— Begin RECORDED INFORMATION —

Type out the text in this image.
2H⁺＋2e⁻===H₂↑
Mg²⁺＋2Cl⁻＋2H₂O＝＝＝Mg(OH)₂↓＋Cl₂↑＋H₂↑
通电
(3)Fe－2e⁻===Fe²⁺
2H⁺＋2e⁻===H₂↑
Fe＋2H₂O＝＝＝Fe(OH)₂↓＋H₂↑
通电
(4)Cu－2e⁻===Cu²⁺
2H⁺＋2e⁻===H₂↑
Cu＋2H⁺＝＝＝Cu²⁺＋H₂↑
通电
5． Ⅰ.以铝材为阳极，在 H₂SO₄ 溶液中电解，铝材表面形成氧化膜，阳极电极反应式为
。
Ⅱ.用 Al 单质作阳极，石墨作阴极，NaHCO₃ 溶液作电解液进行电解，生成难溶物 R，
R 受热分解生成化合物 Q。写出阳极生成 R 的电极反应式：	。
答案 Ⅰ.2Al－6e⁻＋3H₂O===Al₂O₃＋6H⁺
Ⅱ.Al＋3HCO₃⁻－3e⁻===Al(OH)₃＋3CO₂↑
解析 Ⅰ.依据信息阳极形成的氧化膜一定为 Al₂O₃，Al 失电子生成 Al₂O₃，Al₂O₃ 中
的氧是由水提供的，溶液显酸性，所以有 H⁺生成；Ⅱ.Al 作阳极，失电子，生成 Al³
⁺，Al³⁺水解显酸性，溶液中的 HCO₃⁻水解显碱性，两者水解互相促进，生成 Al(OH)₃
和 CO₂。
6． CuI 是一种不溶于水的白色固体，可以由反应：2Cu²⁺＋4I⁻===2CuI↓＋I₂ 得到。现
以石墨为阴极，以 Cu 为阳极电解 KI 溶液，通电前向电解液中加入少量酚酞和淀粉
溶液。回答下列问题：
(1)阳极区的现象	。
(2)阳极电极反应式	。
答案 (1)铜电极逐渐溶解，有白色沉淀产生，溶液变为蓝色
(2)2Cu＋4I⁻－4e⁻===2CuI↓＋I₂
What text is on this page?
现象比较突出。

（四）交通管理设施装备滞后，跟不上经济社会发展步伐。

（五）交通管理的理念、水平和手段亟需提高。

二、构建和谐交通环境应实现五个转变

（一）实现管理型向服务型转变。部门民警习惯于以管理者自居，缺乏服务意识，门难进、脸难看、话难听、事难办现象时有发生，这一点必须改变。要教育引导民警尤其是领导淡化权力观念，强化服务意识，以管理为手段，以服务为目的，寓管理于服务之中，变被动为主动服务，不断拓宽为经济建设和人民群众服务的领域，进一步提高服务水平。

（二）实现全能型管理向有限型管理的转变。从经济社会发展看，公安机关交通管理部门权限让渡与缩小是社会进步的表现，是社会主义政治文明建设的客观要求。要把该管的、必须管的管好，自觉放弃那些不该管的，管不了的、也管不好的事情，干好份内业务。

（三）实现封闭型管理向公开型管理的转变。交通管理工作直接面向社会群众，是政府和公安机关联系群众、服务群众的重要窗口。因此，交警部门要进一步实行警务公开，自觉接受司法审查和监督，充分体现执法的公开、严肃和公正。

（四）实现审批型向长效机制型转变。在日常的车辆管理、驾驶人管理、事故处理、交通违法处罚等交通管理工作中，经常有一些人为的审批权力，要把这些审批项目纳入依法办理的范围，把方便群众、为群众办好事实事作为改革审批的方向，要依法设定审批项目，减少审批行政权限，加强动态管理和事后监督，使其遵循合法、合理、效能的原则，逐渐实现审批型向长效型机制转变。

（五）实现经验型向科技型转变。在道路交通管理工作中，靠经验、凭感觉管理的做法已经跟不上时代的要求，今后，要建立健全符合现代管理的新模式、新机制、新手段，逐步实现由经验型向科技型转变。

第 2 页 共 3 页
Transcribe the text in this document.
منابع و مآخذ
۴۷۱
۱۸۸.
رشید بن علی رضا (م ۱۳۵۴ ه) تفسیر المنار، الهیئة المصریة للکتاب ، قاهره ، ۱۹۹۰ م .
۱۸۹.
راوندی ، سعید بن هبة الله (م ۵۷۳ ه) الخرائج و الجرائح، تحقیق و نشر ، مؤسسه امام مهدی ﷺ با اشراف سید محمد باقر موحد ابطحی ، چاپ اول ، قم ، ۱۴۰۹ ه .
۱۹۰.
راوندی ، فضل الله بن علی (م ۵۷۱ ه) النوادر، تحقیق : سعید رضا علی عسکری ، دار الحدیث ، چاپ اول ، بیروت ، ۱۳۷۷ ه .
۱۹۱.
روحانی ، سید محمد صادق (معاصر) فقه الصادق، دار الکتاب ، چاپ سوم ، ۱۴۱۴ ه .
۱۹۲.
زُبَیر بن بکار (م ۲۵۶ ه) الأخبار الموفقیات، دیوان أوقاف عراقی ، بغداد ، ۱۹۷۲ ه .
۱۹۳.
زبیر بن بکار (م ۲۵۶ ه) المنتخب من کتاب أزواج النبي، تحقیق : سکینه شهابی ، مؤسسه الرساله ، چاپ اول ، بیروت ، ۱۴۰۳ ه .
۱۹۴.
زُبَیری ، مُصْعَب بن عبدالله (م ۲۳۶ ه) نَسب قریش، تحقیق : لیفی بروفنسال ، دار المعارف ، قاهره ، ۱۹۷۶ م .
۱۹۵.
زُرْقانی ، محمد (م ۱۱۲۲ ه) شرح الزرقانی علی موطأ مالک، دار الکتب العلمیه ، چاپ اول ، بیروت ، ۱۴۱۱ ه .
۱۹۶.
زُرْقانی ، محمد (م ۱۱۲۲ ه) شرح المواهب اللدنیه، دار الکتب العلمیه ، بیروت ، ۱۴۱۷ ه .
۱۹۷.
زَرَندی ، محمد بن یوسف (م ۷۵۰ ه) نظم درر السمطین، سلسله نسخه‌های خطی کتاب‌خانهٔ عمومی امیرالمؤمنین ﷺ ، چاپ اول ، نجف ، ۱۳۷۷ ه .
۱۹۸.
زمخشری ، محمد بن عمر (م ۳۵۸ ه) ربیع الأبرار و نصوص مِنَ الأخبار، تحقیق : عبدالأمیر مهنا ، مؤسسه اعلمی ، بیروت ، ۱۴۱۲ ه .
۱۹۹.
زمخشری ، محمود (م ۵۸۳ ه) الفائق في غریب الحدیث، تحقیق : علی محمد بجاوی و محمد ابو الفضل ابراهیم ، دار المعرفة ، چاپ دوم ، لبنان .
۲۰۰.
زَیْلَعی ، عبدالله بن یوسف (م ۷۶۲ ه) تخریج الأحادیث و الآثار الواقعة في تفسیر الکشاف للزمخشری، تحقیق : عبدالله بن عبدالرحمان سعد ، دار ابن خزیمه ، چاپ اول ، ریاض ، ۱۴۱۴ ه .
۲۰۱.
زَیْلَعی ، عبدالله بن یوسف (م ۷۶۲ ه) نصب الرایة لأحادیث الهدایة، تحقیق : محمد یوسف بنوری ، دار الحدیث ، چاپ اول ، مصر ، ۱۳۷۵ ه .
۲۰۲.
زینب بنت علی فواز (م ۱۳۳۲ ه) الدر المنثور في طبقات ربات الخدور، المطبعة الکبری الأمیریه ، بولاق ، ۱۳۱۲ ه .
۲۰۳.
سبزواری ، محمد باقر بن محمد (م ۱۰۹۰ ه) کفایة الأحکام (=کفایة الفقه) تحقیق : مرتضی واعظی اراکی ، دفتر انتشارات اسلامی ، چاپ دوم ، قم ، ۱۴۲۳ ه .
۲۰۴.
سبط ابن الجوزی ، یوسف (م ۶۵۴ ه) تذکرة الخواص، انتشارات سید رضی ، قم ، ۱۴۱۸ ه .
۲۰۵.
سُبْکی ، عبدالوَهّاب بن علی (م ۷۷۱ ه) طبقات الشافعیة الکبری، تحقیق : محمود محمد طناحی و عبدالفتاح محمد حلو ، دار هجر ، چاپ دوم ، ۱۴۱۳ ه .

— End RECORDED INFORMATION —

**TASK OBJECTIVE**
Tally up the lines with the word "بکار" in them, and answer with that number by itself.

**FINISHED ANSWER**
2